*Exercise goal:*
Reproduce the listing exactly and skip over any pictures.
___ Information provided
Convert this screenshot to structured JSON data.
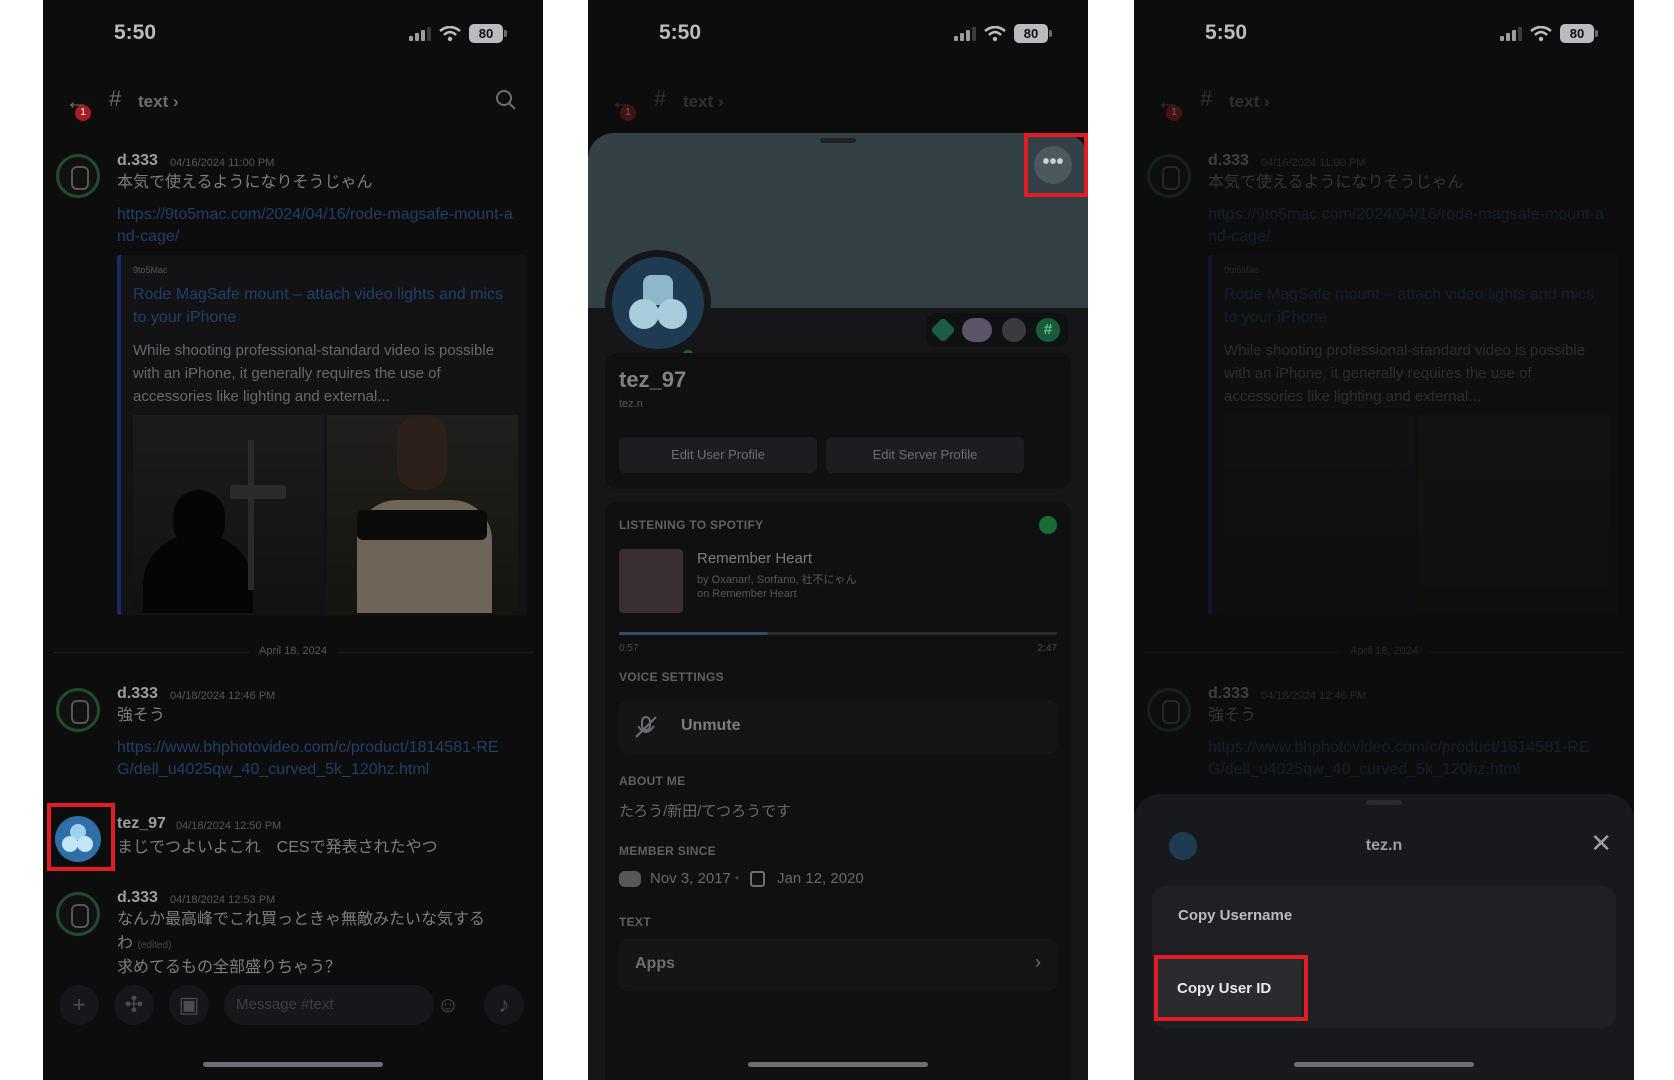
{
  "status": {
    "time": "5:50",
    "battery": "80"
  },
  "channel": {
    "name": "text",
    "chevron": "›",
    "unread": "1"
  },
  "chat": {
    "messages": [
      {
        "user": "d.333",
        "time": "04/16/2024 11:00 PM",
        "text": "本気で使えるようになりそうじゃん",
        "link": "https://9to5mac.com/2024/04/16/rode-magsafe-mount-and-cage/"
      },
      {
        "user": "d.333",
        "time": "04/18/2024 12:46 PM",
        "text": "強そう",
        "link": "https://www.bhphotovideo.com/c/product/1814581-REG/dell_u4025qw_40_curved_5k_120hz.html"
      },
      {
        "user": "tez_97",
        "time": "04/18/2024 12:50 PM",
        "text": "まじでつよいよこれ　CESで発表されたやつ"
      },
      {
        "user": "d.333",
        "time": "04/18/2024 12:53 PM",
        "text": "なんか最高峰でこれ買っときゃ無敵みたいな気する",
        "text2": "わ",
        "edited": "(edited)",
        "text3": "求めてるもの全部盛りちゃう？"
      }
    ],
    "embed": {
      "provider": "9to5Mac",
      "title": "Rode MagSafe mount – attach video lights and mics to your iPhone",
      "description": "While shooting professional-standard video is possible with an iPhone, it generally requires the use of accessories like lighting and external..."
    },
    "date_divider": "April 18, 2024",
    "input_placeholder": "Message #text"
  },
  "profile": {
    "display_name": "tez_97",
    "username": "tez.n",
    "more_icon": "•••",
    "edit_user_profile": "Edit User Profile",
    "edit_server_profile": "Edit Server Profile",
    "spotify": {
      "header": "LISTENING TO SPOTIFY",
      "song": "Remember Heart",
      "artists": "by Oxanar!, Sorfano, 社不にゃん",
      "album": "on Remember Heart",
      "elapsed": "0:57",
      "duration": "2:47",
      "progress": 0.34
    },
    "voice_header": "VOICE SETTINGS",
    "unmute_label": "Unmute",
    "about_header": "ABOUT ME",
    "about_text": "たろう/新田/てつろうです",
    "member_header": "MEMBER SINCE",
    "discord_since": "Nov 3, 2017",
    "server_since": "Jan 12, 2020",
    "text_header": "TEXT",
    "apps_label": "Apps",
    "apps_chevron": "›"
  },
  "action_sheet": {
    "title": "tez.n",
    "close": "✕",
    "items": [
      {
        "label": "Copy Username"
      },
      {
        "label": "Copy User ID"
      }
    ]
  },
  "colors": {
    "highlight": "#e01d24",
    "online": "#23a55a",
    "link": "#00a8fc"
  }
}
______
*Finished answer:*
Convert this screenshot to structured JSON data.
{
  "status": {
    "time": "5:50",
    "battery": "80"
  },
  "channel": {
    "name": "text",
    "chevron": "›",
    "unread": "1"
  },
  "chat": {
    "messages": [
      {
        "user": "d.333",
        "time": "04/16/2024 11:00 PM",
        "text": "本気で使えるようになりそうじゃん",
        "link": "https://9to5mac.com/2024/04/16/rode-magsafe-mount-and-cage/"
      },
      {
        "user": "d.333",
        "time": "04/18/2024 12:46 PM",
        "text": "強そう",
        "link": "https://www.bhphotovideo.com/c/product/1814581-REG/dell_u4025qw_40_curved_5k_120hz.html"
      },
      {
        "user": "tez_97",
        "time": "04/18/2024 12:50 PM",
        "text": "まじでつよいよこれ　CESで発表されたやつ"
      },
      {
        "user": "d.333",
        "time": "04/18/2024 12:53 PM",
        "text": "なんか最高峰でこれ買っときゃ無敵みたいな気する",
        "text2": "わ",
        "edited": "(edited)",
        "text3": "求めてるもの全部盛りちゃう？"
      }
    ],
    "embed": {
      "provider": "9to5Mac",
      "title": "Rode MagSafe mount – attach video lights and mics to your iPhone",
      "description": "While shooting professional-standard video is possible with an iPhone, it generally requires the use of accessories like lighting and external..."
    },
    "date_divider": "April 18, 2024",
    "input_placeholder": "Message #text"
  },
  "profile": {
    "display_name": "tez_97",
    "username": "tez.n",
    "more_icon": "•••",
    "edit_user_profile": "Edit User Profile",
    "edit_server_profile": "Edit Server Profile",
    "spotify": {
      "header": "LISTENING TO SPOTIFY",
      "song": "Remember Heart",
      "artists": "by Oxanar!, Sorfano, 社不にゃん",
      "album": "on Remember Heart",
      "elapsed": "0:57",
      "duration": "2:47",
      "progress": 0.34
    },
    "voice_header": "VOICE SETTINGS",
    "unmute_label": "Unmute",
    "about_header": "ABOUT ME",
    "about_text": "たろう/新田/てつろうです",
    "member_header": "MEMBER SINCE",
    "discord_since": "Nov 3, 2017",
    "server_since": "Jan 12, 2020",
    "text_header": "TEXT",
    "apps_label": "Apps",
    "apps_chevron": "›"
  },
  "action_sheet": {
    "title": "tez.n",
    "close": "✕",
    "items": [
      {
        "label": "Copy Username"
      },
      {
        "label": "Copy User ID"
      }
    ]
  },
  "colors": {
    "highlight": "#e01d24",
    "online": "#23a55a",
    "link": "#00a8fc"
  }
}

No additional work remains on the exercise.